### Problem to work on
Set down the full listing exactly as given. Any pictures are to be left out.

begin Records

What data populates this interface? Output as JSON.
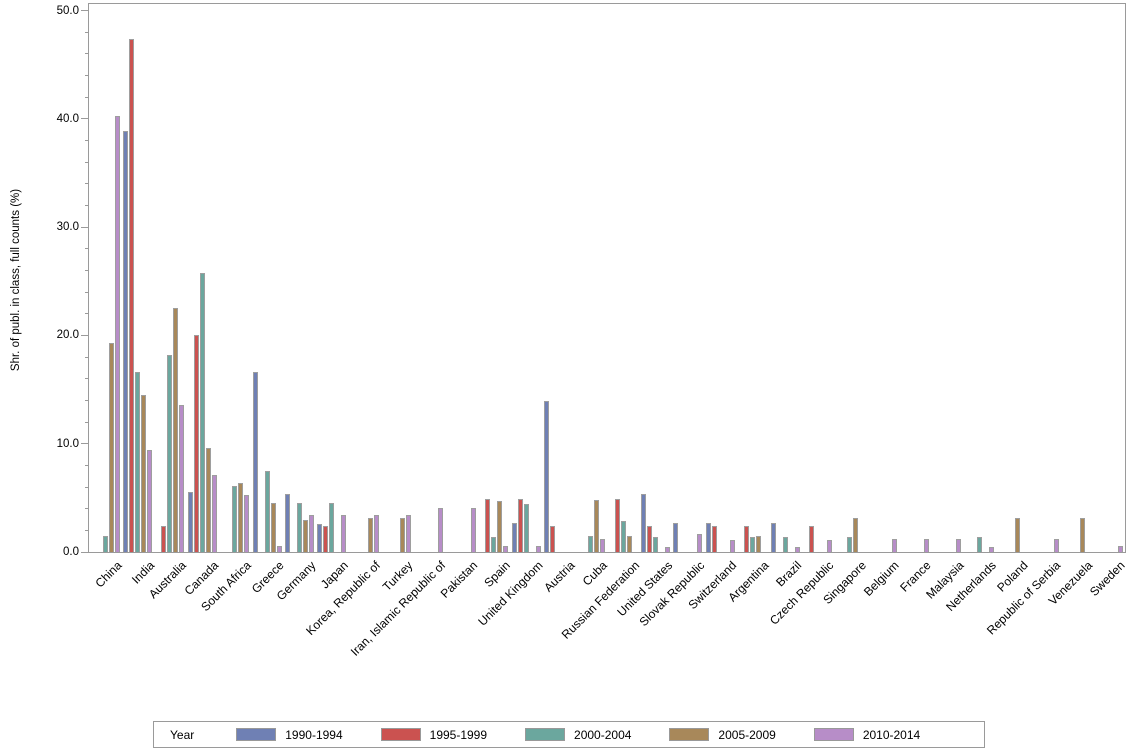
{
  "figure": {
    "background": "#ffffff",
    "frame_color": "#9a9a9a",
    "bar_border_color": "#9e9e9e"
  },
  "chart_data": {
    "type": "bar",
    "title": "",
    "xlabel": "",
    "ylabel": "Shr. of publ. in class, full counts (%)",
    "ylim": [
      0,
      50
    ],
    "ytick_major_step": 10,
    "ytick_minor_step": 2,
    "ytick_labels": [
      "0.0",
      "10.0",
      "20.0",
      "30.0",
      "40.0",
      "50.0"
    ],
    "grid": false,
    "legend_title": "Year",
    "legend_position": "bottom",
    "categories": [
      "China",
      "India",
      "Australia",
      "Canada",
      "South Africa",
      "Greece",
      "Germany",
      "Japan",
      "Korea, Republic of",
      "Turkey",
      "Iran, Islamic Republic of",
      "Pakistan",
      "Spain",
      "United Kingdom",
      "Austria",
      "Cuba",
      "Russian Federation",
      "United States",
      "Slovak Republic",
      "Switzerland",
      "Argentina",
      "Brazil",
      "Czech Republic",
      "Singapore",
      "Belgium",
      "France",
      "Malaysia",
      "Netherlands",
      "Poland",
      "Republic of Serbia",
      "Venezuela",
      "Sweden"
    ],
    "series": [
      {
        "name": "1990-1994",
        "color": "#6F80B4",
        "values": [
          0,
          38.9,
          0,
          5.5,
          0,
          16.6,
          5.4,
          2.6,
          0,
          0,
          0,
          0,
          0,
          2.7,
          13.9,
          0,
          0,
          5.4,
          2.7,
          2.7,
          0,
          2.7,
          0,
          0,
          0,
          0,
          0,
          0,
          0,
          0,
          0,
          0
        ]
      },
      {
        "name": "1995-1999",
        "color": "#CB5250",
        "values": [
          0,
          47.4,
          2.4,
          20.0,
          0,
          0,
          0,
          2.4,
          0,
          0,
          0,
          0,
          4.9,
          4.9,
          2.4,
          0,
          4.9,
          2.4,
          0,
          2.4,
          2.4,
          0,
          2.4,
          0,
          0,
          0,
          0,
          0,
          0,
          0,
          0,
          0
        ]
      },
      {
        "name": "2000-2004",
        "color": "#6BA79E",
        "values": [
          1.5,
          16.6,
          18.2,
          25.8,
          6.1,
          7.5,
          4.5,
          4.5,
          0,
          0,
          0,
          0,
          1.4,
          4.4,
          0,
          1.5,
          2.9,
          1.4,
          0,
          0,
          1.4,
          1.4,
          0,
          1.4,
          0,
          0,
          0,
          1.4,
          0,
          0,
          0,
          0
        ]
      },
      {
        "name": "2005-2009",
        "color": "#A8885A",
        "values": [
          19.3,
          14.5,
          22.5,
          9.6,
          6.4,
          4.5,
          3.0,
          0,
          3.1,
          3.1,
          0,
          0,
          4.7,
          0,
          0,
          4.8,
          1.5,
          0,
          0,
          0,
          1.5,
          0,
          0,
          3.1,
          0,
          0,
          0,
          0,
          3.1,
          0,
          3.1,
          0
        ]
      },
      {
        "name": "2010-2014",
        "color": "#B78DC8",
        "values": [
          40.3,
          9.4,
          13.6,
          7.1,
          5.3,
          0.6,
          3.4,
          3.4,
          3.4,
          3.4,
          4.1,
          4.1,
          0.6,
          0.6,
          0,
          1.2,
          0,
          0.5,
          1.7,
          1.1,
          0,
          0.5,
          1.1,
          0,
          1.2,
          1.2,
          1.2,
          0.5,
          0,
          1.2,
          0,
          0.6
        ]
      }
    ]
  }
}
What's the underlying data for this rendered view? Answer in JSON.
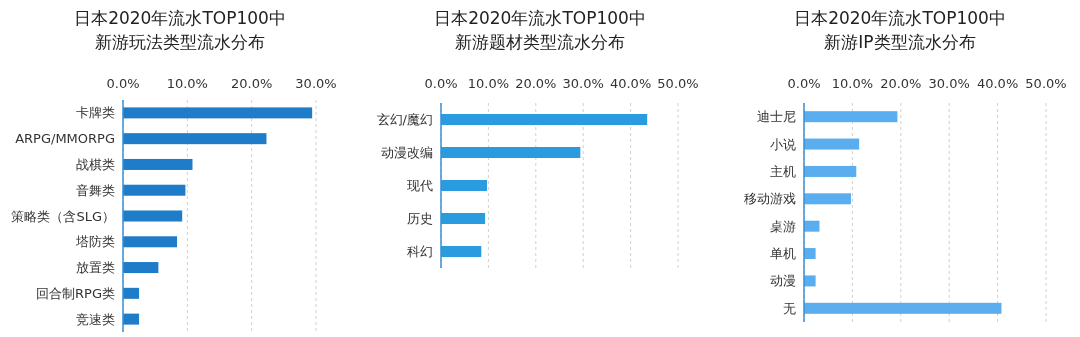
{
  "chart_data": [
    {
      "type": "bar",
      "orientation": "horizontal",
      "title": "日本2020年流水TOP100中",
      "subtitle": "新游玩法类型流水分布",
      "categories": [
        "卡牌类",
        "ARPG/MMORPG",
        "战棋类",
        "音舞类",
        "策略类（含SLG）",
        "塔防类",
        "放置类",
        "回合制RPG类",
        "竞速类"
      ],
      "values": [
        29.4,
        22.3,
        10.8,
        9.7,
        9.2,
        8.4,
        5.5,
        2.5,
        2.5
      ],
      "color": "#1f7cc8",
      "xlim": [
        0,
        30
      ],
      "xticks": [
        {
          "value": 0,
          "label": "0.0%"
        },
        {
          "value": 10,
          "label": "10.0%"
        },
        {
          "value": 20,
          "label": "20.0%"
        },
        {
          "value": 30,
          "label": "30.0%"
        }
      ],
      "grid": "x"
    },
    {
      "type": "bar",
      "orientation": "horizontal",
      "title": "日本2020年流水TOP100中",
      "subtitle": "新游题材类型流水分布",
      "categories": [
        "玄幻/魔幻",
        "动漫改编",
        "现代",
        "历史",
        "科幻"
      ],
      "values": [
        43.5,
        29.4,
        9.7,
        9.3,
        8.5
      ],
      "color": "#2b9be0",
      "xlim": [
        0,
        50
      ],
      "xticks": [
        {
          "value": 0,
          "label": "0.0%"
        },
        {
          "value": 10,
          "label": "10.0%"
        },
        {
          "value": 20,
          "label": "20.0%"
        },
        {
          "value": 30,
          "label": "30.0%"
        },
        {
          "value": 40,
          "label": "40.0%"
        },
        {
          "value": 50,
          "label": "50.0%"
        }
      ],
      "grid": "x"
    },
    {
      "type": "bar",
      "orientation": "horizontal",
      "title": "日本2020年流水TOP100中",
      "subtitle": "新游IP类型流水分布",
      "categories": [
        "迪士尼",
        "小说",
        "主机",
        "移动游戏",
        "桌游",
        "单机",
        "动漫",
        "无"
      ],
      "values": [
        19.3,
        11.4,
        10.8,
        9.7,
        3.2,
        2.4,
        2.4,
        40.8
      ],
      "color": "#5aaef0",
      "xlim": [
        0,
        50
      ],
      "xticks": [
        {
          "value": 0,
          "label": "0.0%"
        },
        {
          "value": 10,
          "label": "10.0%"
        },
        {
          "value": 20,
          "label": "20.0%"
        },
        {
          "value": 30,
          "label": "30.0%"
        },
        {
          "value": 40,
          "label": "40.0%"
        },
        {
          "value": 50,
          "label": "50.0%"
        }
      ],
      "grid": "x"
    }
  ]
}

end Records

### Task answer
What data populates this interface? Output as JSON.
{
  "figure": {
    "background": "#ffffff",
    "frame_color": "#9a9a9a",
    "bar_border_color": "#9e9e9e"
  },
  "chart_data": {
    "type": "bar",
    "title": "",
    "xlabel": "",
    "ylabel": "Shr. of publ. in class, full counts (%)",
    "ylim": [
      0,
      50
    ],
    "ytick_major_step": 10,
    "ytick_minor_step": 2,
    "ytick_labels": [
      "0.0",
      "10.0",
      "20.0",
      "30.0",
      "40.0",
      "50.0"
    ],
    "grid": false,
    "legend_title": "Year",
    "legend_position": "bottom",
    "categories": [
      "China",
      "India",
      "Australia",
      "Canada",
      "South Africa",
      "Greece",
      "Germany",
      "Japan",
      "Korea, Republic of",
      "Turkey",
      "Iran, Islamic Republic of",
      "Pakistan",
      "Spain",
      "United Kingdom",
      "Austria",
      "Cuba",
      "Russian Federation",
      "United States",
      "Slovak Republic",
      "Switzerland",
      "Argentina",
      "Brazil",
      "Czech Republic",
      "Singapore",
      "Belgium",
      "France",
      "Malaysia",
      "Netherlands",
      "Poland",
      "Republic of Serbia",
      "Venezuela",
      "Sweden"
    ],
    "series": [
      {
        "name": "1990-1994",
        "color": "#6F80B4",
        "values": [
          0,
          38.9,
          0,
          5.5,
          0,
          16.6,
          5.4,
          2.6,
          0,
          0,
          0,
          0,
          0,
          2.7,
          13.9,
          0,
          0,
          5.4,
          2.7,
          2.7,
          0,
          2.7,
          0,
          0,
          0,
          0,
          0,
          0,
          0,
          0,
          0,
          0
        ]
      },
      {
        "name": "1995-1999",
        "color": "#CB5250",
        "values": [
          0,
          47.4,
          2.4,
          20.0,
          0,
          0,
          0,
          2.4,
          0,
          0,
          0,
          0,
          4.9,
          4.9,
          2.4,
          0,
          4.9,
          2.4,
          0,
          2.4,
          2.4,
          0,
          2.4,
          0,
          0,
          0,
          0,
          0,
          0,
          0,
          0,
          0
        ]
      },
      {
        "name": "2000-2004",
        "color": "#6BA79E",
        "values": [
          1.5,
          16.6,
          18.2,
          25.8,
          6.1,
          7.5,
          4.5,
          4.5,
          0,
          0,
          0,
          0,
          1.4,
          4.4,
          0,
          1.5,
          2.9,
          1.4,
          0,
          0,
          1.4,
          1.4,
          0,
          1.4,
          0,
          0,
          0,
          1.4,
          0,
          0,
          0,
          0
        ]
      },
      {
        "name": "2005-2009",
        "color": "#A8885A",
        "values": [
          19.3,
          14.5,
          22.5,
          9.6,
          6.4,
          4.5,
          3.0,
          0,
          3.1,
          3.1,
          0,
          0,
          4.7,
          0,
          0,
          4.8,
          1.5,
          0,
          0,
          0,
          1.5,
          0,
          0,
          3.1,
          0,
          0,
          0,
          0,
          3.1,
          0,
          3.1,
          0
        ]
      },
      {
        "name": "2010-2014",
        "color": "#B78DC8",
        "values": [
          40.3,
          9.4,
          13.6,
          7.1,
          5.3,
          0.6,
          3.4,
          3.4,
          3.4,
          3.4,
          4.1,
          4.1,
          0.6,
          0.6,
          0,
          1.2,
          0,
          0.5,
          1.7,
          1.1,
          0,
          0.5,
          1.1,
          0,
          1.2,
          1.2,
          1.2,
          0.5,
          0,
          1.2,
          0,
          0.6
        ]
      }
    ]
  }
}
What's the underlying data for this rendered view? Answer in JSON.
{
  "chart_data": [
    {
      "type": "bar",
      "orientation": "horizontal",
      "title": "日本2020年流水TOP100中",
      "subtitle": "新游玩法类型流水分布",
      "categories": [
        "卡牌类",
        "ARPG/MMORPG",
        "战棋类",
        "音舞类",
        "策略类（含SLG）",
        "塔防类",
        "放置类",
        "回合制RPG类",
        "竞速类"
      ],
      "values": [
        29.4,
        22.3,
        10.8,
        9.7,
        9.2,
        8.4,
        5.5,
        2.5,
        2.5
      ],
      "color": "#1f7cc8",
      "xlim": [
        0,
        30
      ],
      "xticks": [
        {
          "value": 0,
          "label": "0.0%"
        },
        {
          "value": 10,
          "label": "10.0%"
        },
        {
          "value": 20,
          "label": "20.0%"
        },
        {
          "value": 30,
          "label": "30.0%"
        }
      ],
      "grid": "x"
    },
    {
      "type": "bar",
      "orientation": "horizontal",
      "title": "日本2020年流水TOP100中",
      "subtitle": "新游题材类型流水分布",
      "categories": [
        "玄幻/魔幻",
        "动漫改编",
        "现代",
        "历史",
        "科幻"
      ],
      "values": [
        43.5,
        29.4,
        9.7,
        9.3,
        8.5
      ],
      "color": "#2b9be0",
      "xlim": [
        0,
        50
      ],
      "xticks": [
        {
          "value": 0,
          "label": "0.0%"
        },
        {
          "value": 10,
          "label": "10.0%"
        },
        {
          "value": 20,
          "label": "20.0%"
        },
        {
          "value": 30,
          "label": "30.0%"
        },
        {
          "value": 40,
          "label": "40.0%"
        },
        {
          "value": 50,
          "label": "50.0%"
        }
      ],
      "grid": "x"
    },
    {
      "type": "bar",
      "orientation": "horizontal",
      "title": "日本2020年流水TOP100中",
      "subtitle": "新游IP类型流水分布",
      "categories": [
        "迪士尼",
        "小说",
        "主机",
        "移动游戏",
        "桌游",
        "单机",
        "动漫",
        "无"
      ],
      "values": [
        19.3,
        11.4,
        10.8,
        9.7,
        3.2,
        2.4,
        2.4,
        40.8
      ],
      "color": "#5aaef0",
      "xlim": [
        0,
        50
      ],
      "xticks": [
        {
          "value": 0,
          "label": "0.0%"
        },
        {
          "value": 10,
          "label": "10.0%"
        },
        {
          "value": 20,
          "label": "20.0%"
        },
        {
          "value": 30,
          "label": "30.0%"
        },
        {
          "value": 40,
          "label": "40.0%"
        },
        {
          "value": 50,
          "label": "50.0%"
        }
      ],
      "grid": "x"
    }
  ]
}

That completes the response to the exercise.